───── Trecho do documento ─────

O quinto episódio da terceira temporada de Euphoria, exibido na noite de domingo (11) pela HBO e Max, terminou com Rue Bennett enterrada até o pescoço enquanto Alamo galopava em sua direção a cavalo – e a cena cortou para o preto. A pergunta “será que ela sobrevive?” passou o resto da madrugada circulando em cada canto da internet.

Ao longo do episódio, Rue segue tentando equilibrar sua atuação como informante da DEA com a rotina cada vez mais tensa no clube de Alamo. Quando Magick encontra drogas que ela havia escondido anteriormente, Alamo começa a desconfiar de sua lealdade. A partir daí, é uma contagem regressiva.


Bishop e G levam Rue para um local isolado e a obrigam a cavar uma espécie de cova. Na manhã seguinte, Alamo aparece a cavalo, segurando um taco de polo, galopando em direção à cabeça dela enquanto ela grita. Ainda restam três episódios na temporada, incluindo um finale que a HBO promete ser o mais longo da história da série – e a sensação de risco nunca pareceu tão real quanto aqui.

───── Trechos da listagem ─────

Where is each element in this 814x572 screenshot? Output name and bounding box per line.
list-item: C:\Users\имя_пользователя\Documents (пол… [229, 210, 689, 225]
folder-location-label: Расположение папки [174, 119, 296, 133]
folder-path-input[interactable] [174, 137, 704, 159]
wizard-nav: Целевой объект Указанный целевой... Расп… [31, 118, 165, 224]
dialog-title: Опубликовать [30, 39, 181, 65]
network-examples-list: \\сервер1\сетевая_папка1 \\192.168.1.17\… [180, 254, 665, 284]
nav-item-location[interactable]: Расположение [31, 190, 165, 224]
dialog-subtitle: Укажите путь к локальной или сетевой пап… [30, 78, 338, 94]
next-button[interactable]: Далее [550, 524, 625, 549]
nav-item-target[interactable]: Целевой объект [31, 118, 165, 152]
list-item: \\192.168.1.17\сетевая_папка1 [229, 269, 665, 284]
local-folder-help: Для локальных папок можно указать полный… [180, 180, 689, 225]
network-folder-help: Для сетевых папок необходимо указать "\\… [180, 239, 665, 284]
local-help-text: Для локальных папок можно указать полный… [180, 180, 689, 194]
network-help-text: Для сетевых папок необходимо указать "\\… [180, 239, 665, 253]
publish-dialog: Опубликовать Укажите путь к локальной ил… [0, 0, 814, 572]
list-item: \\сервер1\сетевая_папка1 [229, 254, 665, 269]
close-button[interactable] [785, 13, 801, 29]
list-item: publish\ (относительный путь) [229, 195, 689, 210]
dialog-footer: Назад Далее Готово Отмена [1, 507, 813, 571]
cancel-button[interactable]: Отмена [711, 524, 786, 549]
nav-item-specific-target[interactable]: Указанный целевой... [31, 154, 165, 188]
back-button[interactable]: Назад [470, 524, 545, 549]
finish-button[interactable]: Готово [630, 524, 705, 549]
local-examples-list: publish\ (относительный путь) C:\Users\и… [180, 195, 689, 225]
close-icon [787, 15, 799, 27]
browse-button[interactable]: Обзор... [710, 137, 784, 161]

─────

◆ Experimente:
Diga se cada afirmação abaixo concorda com o trecho sobre Euphoria, respondendo sim ou não e citando literalmente as palavras do trecho que decidem a questão.
1. O episódio foi exibido no domingo (11) pela HBO e Max.
2. Quem encontra as drogas escondidas por Rue é Bishop.
3. Ainda restam dois episódios na temporada.
A listagem vem de outra fonte.

◆ Resposta do exercício:
1. Sim: "exibido na noite de domingo (11) pela HBO e Max".
2. Não: "Quando Magick encontra drogas que ela havia escondido anteriormente".
3. Não: "Ainda restam três episódios na temporada".